Data shown:
────────────────

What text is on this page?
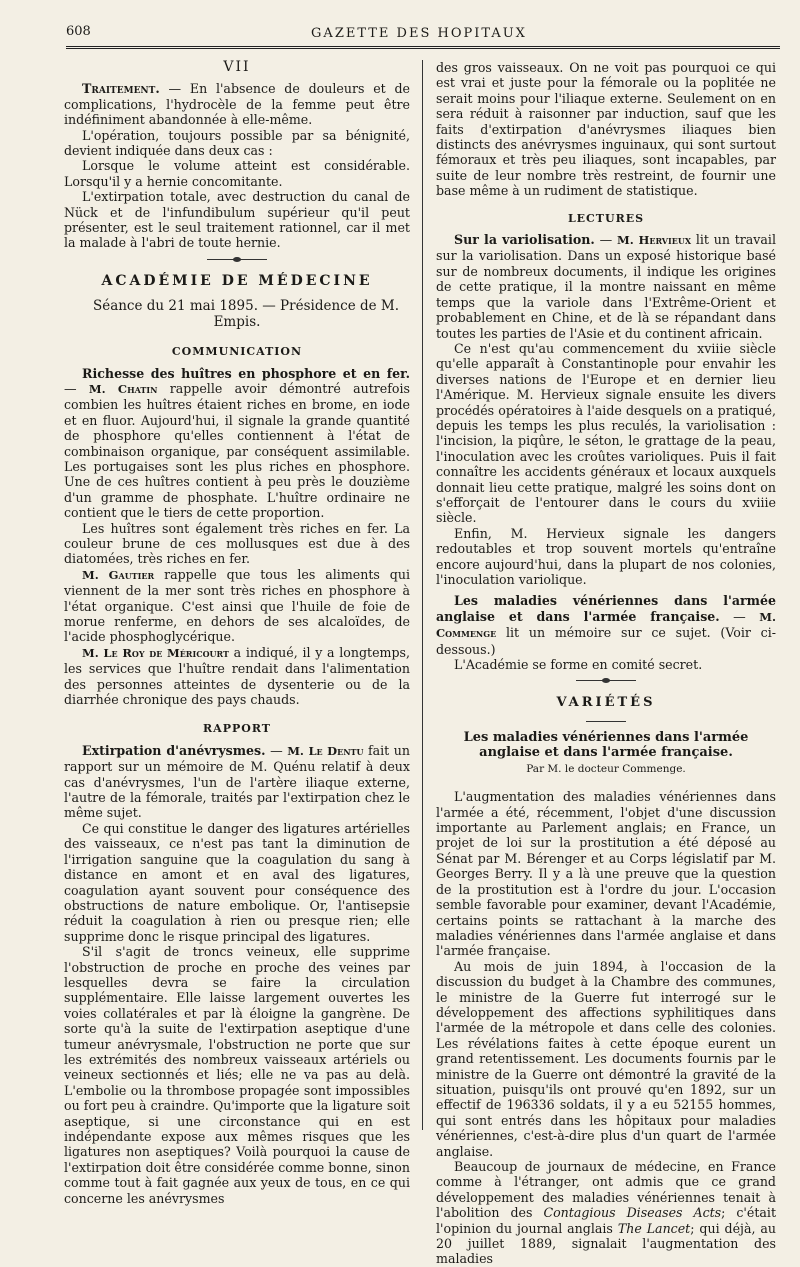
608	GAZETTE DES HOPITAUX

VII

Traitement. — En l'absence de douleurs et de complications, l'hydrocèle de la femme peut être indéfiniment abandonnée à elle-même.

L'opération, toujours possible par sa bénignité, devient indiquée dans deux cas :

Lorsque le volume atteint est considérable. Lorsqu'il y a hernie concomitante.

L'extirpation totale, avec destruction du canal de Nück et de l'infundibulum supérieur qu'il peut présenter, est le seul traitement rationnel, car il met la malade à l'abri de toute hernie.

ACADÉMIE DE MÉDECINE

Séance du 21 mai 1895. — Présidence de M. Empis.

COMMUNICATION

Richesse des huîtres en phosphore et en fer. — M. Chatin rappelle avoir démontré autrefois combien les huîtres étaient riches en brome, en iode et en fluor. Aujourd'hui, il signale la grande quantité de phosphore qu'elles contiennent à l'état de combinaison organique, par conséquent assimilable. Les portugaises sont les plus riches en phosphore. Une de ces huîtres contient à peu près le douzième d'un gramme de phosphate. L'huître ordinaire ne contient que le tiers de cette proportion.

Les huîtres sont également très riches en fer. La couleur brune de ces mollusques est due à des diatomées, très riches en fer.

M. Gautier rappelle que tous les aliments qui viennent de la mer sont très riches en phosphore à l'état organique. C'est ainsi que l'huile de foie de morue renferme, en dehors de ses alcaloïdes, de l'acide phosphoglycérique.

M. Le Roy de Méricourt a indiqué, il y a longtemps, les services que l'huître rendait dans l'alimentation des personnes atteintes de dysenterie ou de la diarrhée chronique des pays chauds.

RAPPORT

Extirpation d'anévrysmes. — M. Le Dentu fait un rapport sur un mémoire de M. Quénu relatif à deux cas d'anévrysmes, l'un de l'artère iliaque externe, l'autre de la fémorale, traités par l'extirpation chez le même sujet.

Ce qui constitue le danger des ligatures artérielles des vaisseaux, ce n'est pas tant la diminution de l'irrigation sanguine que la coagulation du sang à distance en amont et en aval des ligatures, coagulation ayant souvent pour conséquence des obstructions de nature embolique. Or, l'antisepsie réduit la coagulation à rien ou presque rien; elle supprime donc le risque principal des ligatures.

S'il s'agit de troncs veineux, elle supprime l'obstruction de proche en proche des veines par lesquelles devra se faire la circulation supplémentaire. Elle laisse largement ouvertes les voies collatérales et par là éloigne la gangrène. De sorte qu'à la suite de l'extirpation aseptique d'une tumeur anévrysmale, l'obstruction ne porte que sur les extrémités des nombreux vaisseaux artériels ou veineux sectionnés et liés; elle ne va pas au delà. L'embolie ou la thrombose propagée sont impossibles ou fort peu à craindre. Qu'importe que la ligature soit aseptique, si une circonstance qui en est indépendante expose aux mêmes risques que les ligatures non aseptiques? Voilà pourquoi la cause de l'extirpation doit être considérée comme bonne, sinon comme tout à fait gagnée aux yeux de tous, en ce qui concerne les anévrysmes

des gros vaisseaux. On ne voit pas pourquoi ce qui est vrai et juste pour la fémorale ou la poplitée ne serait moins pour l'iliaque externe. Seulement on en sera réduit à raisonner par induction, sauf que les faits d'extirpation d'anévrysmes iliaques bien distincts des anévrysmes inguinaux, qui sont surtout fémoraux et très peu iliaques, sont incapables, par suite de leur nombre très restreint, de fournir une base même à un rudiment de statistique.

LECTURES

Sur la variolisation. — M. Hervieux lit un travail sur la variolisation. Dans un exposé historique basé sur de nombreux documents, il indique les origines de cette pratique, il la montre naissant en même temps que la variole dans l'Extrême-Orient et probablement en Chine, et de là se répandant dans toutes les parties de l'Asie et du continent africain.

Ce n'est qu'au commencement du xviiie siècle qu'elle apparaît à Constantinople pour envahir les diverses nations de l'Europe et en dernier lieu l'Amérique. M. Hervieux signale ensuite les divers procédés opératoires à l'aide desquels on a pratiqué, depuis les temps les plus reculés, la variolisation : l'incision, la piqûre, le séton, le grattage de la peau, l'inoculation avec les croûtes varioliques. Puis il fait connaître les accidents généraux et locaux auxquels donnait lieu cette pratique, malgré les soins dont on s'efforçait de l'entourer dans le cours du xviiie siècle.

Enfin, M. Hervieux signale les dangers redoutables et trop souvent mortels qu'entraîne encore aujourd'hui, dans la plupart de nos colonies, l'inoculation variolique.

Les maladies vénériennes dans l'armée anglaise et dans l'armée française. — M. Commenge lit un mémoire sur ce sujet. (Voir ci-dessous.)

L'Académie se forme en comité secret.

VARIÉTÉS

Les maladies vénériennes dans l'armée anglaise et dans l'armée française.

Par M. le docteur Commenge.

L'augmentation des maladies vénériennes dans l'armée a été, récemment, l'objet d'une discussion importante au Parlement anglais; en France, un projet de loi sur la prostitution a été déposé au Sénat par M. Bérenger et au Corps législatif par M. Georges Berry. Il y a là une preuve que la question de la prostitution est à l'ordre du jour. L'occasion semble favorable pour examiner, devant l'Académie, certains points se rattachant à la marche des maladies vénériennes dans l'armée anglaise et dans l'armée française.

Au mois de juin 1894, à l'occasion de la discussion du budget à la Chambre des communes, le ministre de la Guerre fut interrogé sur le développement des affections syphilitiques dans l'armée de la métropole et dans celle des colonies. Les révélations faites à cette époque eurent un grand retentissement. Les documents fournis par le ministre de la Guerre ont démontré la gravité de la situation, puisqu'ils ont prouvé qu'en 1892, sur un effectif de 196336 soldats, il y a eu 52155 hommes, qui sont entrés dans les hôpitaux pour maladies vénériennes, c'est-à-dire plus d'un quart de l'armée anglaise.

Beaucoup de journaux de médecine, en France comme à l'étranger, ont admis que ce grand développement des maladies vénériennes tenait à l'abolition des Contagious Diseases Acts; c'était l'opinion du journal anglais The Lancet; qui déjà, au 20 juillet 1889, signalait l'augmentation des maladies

────────────────

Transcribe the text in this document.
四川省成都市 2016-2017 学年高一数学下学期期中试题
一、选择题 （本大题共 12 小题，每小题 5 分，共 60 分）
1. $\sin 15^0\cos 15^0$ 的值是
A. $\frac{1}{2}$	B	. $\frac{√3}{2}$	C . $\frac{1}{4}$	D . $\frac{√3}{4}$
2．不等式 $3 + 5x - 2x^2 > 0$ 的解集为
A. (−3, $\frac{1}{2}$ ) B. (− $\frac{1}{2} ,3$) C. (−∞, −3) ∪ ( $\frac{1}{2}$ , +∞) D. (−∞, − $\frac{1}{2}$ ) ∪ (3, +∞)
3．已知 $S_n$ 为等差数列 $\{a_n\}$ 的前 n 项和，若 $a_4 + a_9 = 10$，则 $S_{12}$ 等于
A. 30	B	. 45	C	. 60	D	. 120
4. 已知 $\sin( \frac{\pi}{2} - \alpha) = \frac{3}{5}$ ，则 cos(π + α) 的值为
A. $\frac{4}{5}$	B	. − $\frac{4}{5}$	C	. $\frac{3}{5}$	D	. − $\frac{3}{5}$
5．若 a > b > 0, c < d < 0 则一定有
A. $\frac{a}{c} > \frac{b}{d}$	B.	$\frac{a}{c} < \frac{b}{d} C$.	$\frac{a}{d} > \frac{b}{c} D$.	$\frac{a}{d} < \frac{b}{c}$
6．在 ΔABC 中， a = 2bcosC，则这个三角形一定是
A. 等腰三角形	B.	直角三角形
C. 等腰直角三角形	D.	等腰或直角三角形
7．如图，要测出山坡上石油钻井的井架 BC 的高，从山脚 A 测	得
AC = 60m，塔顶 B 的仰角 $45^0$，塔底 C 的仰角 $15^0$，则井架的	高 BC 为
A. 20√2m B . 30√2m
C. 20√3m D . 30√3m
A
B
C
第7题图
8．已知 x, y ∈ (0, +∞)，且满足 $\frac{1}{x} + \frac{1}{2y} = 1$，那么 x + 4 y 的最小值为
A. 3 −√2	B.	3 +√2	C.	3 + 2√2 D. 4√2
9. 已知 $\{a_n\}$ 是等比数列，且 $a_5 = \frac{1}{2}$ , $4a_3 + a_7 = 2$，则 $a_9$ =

────────────────

Exercise brief: Copy in full each line that holds the word "peut".

Answer to the problem:
Traitement. — En l'absence de douleurs et de complications, l'hydrocèle de la femme peut être indéfiniment abandonnée à elle-même.
L'extirpation totale, avec destruction du canal de Nück et de l'infundibulum supérieur qu'il peut présenter, est le seul traitement rationnel, car il met la malade à l'abri de toute hernie.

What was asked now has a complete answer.